Write out the records below once more, exactly as they stand.

[start]

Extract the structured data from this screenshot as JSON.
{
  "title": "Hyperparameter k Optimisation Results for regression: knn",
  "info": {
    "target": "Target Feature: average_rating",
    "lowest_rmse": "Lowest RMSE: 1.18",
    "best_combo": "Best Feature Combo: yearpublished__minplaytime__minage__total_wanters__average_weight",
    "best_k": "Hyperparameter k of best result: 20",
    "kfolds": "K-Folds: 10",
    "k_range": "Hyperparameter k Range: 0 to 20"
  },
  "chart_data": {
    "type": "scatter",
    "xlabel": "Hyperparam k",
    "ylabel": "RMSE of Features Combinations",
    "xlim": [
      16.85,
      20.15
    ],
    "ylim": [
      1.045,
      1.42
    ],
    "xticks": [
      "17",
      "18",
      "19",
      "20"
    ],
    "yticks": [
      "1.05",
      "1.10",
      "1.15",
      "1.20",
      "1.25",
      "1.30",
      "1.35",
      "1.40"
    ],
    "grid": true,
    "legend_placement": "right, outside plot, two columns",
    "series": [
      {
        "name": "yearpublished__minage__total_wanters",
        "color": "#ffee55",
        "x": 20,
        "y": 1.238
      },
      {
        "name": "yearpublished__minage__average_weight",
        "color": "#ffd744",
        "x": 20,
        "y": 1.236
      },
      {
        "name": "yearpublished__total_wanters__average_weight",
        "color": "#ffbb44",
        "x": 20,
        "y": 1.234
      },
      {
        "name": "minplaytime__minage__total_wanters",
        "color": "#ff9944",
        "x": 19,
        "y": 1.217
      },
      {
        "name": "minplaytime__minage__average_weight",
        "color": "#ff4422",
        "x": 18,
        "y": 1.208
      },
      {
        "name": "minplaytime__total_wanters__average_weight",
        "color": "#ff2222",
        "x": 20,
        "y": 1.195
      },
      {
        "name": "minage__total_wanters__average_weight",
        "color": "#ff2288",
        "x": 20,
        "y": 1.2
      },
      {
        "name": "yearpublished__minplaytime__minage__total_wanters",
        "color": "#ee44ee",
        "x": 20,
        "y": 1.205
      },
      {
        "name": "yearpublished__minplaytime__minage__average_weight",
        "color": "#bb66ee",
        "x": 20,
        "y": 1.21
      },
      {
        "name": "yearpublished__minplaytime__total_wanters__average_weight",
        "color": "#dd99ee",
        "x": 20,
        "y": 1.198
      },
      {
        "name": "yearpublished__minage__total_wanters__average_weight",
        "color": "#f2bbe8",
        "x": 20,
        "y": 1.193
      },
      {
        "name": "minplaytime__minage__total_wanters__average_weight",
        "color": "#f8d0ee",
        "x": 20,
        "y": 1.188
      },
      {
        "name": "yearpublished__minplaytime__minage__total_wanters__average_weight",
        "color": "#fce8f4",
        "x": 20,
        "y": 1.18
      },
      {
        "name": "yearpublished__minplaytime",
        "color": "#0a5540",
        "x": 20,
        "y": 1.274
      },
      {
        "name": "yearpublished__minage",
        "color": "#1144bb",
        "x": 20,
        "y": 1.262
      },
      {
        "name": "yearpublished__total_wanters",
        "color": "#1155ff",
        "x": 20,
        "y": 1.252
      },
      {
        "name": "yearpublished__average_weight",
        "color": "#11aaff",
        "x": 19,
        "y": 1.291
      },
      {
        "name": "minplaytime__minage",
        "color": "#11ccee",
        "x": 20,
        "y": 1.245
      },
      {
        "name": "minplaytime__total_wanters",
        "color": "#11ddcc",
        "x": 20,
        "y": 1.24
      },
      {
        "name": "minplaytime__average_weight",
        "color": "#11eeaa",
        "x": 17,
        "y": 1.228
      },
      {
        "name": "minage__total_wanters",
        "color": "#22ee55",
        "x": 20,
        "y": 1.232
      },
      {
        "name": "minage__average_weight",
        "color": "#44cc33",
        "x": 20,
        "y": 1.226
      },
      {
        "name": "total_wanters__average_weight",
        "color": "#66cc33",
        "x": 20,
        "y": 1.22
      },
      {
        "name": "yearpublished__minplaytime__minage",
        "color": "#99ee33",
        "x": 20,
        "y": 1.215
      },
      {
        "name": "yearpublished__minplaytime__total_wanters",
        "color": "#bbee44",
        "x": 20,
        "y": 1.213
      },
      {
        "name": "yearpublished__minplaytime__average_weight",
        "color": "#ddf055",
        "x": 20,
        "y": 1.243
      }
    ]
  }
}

[end]

■ SOLUTION FOR THIS EXERCISE:
Extract the structured data from this screenshot as JSON.
{
  "title": "Hyperparameter k Optimisation Results for regression: knn",
  "info": {
    "target": "Target Feature: average_rating",
    "lowest_rmse": "Lowest RMSE: 1.18",
    "best_combo": "Best Feature Combo: yearpublished__minplaytime__minage__total_wanters__average_weight",
    "best_k": "Hyperparameter k of best result: 20",
    "kfolds": "K-Folds: 10",
    "k_range": "Hyperparameter k Range: 0 to 20"
  },
  "chart_data": {
    "type": "scatter",
    "xlabel": "Hyperparam k",
    "ylabel": "RMSE of Features Combinations",
    "xlim": [
      16.85,
      20.15
    ],
    "ylim": [
      1.045,
      1.42
    ],
    "xticks": [
      "17",
      "18",
      "19",
      "20"
    ],
    "yticks": [
      "1.05",
      "1.10",
      "1.15",
      "1.20",
      "1.25",
      "1.30",
      "1.35",
      "1.40"
    ],
    "grid": true,
    "legend_placement": "right, outside plot, two columns",
    "series": [
      {
        "name": "yearpublished__minage__total_wanters",
        "color": "#ffee55",
        "x": 20,
        "y": 1.238
      },
      {
        "name": "yearpublished__minage__average_weight",
        "color": "#ffd744",
        "x": 20,
        "y": 1.236
      },
      {
        "name": "yearpublished__total_wanters__average_weight",
        "color": "#ffbb44",
        "x": 20,
        "y": 1.234
      },
      {
        "name": "minplaytime__minage__total_wanters",
        "color": "#ff9944",
        "x": 19,
        "y": 1.217
      },
      {
        "name": "minplaytime__minage__average_weight",
        "color": "#ff4422",
        "x": 18,
        "y": 1.208
      },
      {
        "name": "minplaytime__total_wanters__average_weight",
        "color": "#ff2222",
        "x": 20,
        "y": 1.195
      },
      {
        "name": "minage__total_wanters__average_weight",
        "color": "#ff2288",
        "x": 20,
        "y": 1.2
      },
      {
        "name": "yearpublished__minplaytime__minage__total_wanters",
        "color": "#ee44ee",
        "x": 20,
        "y": 1.205
      },
      {
        "name": "yearpublished__minplaytime__minage__average_weight",
        "color": "#bb66ee",
        "x": 20,
        "y": 1.21
      },
      {
        "name": "yearpublished__minplaytime__total_wanters__average_weight",
        "color": "#dd99ee",
        "x": 20,
        "y": 1.198
      },
      {
        "name": "yearpublished__minage__total_wanters__average_weight",
        "color": "#f2bbe8",
        "x": 20,
        "y": 1.193
      },
      {
        "name": "minplaytime__minage__total_wanters__average_weight",
        "color": "#f8d0ee",
        "x": 20,
        "y": 1.188
      },
      {
        "name": "yearpublished__minplaytime__minage__total_wanters__average_weight",
        "color": "#fce8f4",
        "x": 20,
        "y": 1.18
      },
      {
        "name": "yearpublished__minplaytime",
        "color": "#0a5540",
        "x": 20,
        "y": 1.274
      },
      {
        "name": "yearpublished__minage",
        "color": "#1144bb",
        "x": 20,
        "y": 1.262
      },
      {
        "name": "yearpublished__total_wanters",
        "color": "#1155ff",
        "x": 20,
        "y": 1.252
      },
      {
        "name": "yearpublished__average_weight",
        "color": "#11aaff",
        "x": 19,
        "y": 1.291
      },
      {
        "name": "minplaytime__minage",
        "color": "#11ccee",
        "x": 20,
        "y": 1.245
      },
      {
        "name": "minplaytime__total_wanters",
        "color": "#11ddcc",
        "x": 20,
        "y": 1.24
      },
      {
        "name": "minplaytime__average_weight",
        "color": "#11eeaa",
        "x": 17,
        "y": 1.228
      },
      {
        "name": "minage__total_wanters",
        "color": "#22ee55",
        "x": 20,
        "y": 1.232
      },
      {
        "name": "minage__average_weight",
        "color": "#44cc33",
        "x": 20,
        "y": 1.226
      },
      {
        "name": "total_wanters__average_weight",
        "color": "#66cc33",
        "x": 20,
        "y": 1.22
      },
      {
        "name": "yearpublished__minplaytime__minage",
        "color": "#99ee33",
        "x": 20,
        "y": 1.215
      },
      {
        "name": "yearpublished__minplaytime__total_wanters",
        "color": "#bbee44",
        "x": 20,
        "y": 1.213
      },
      {
        "name": "yearpublished__minplaytime__average_weight",
        "color": "#ddf055",
        "x": 20,
        "y": 1.243
      }
    ]
  }
}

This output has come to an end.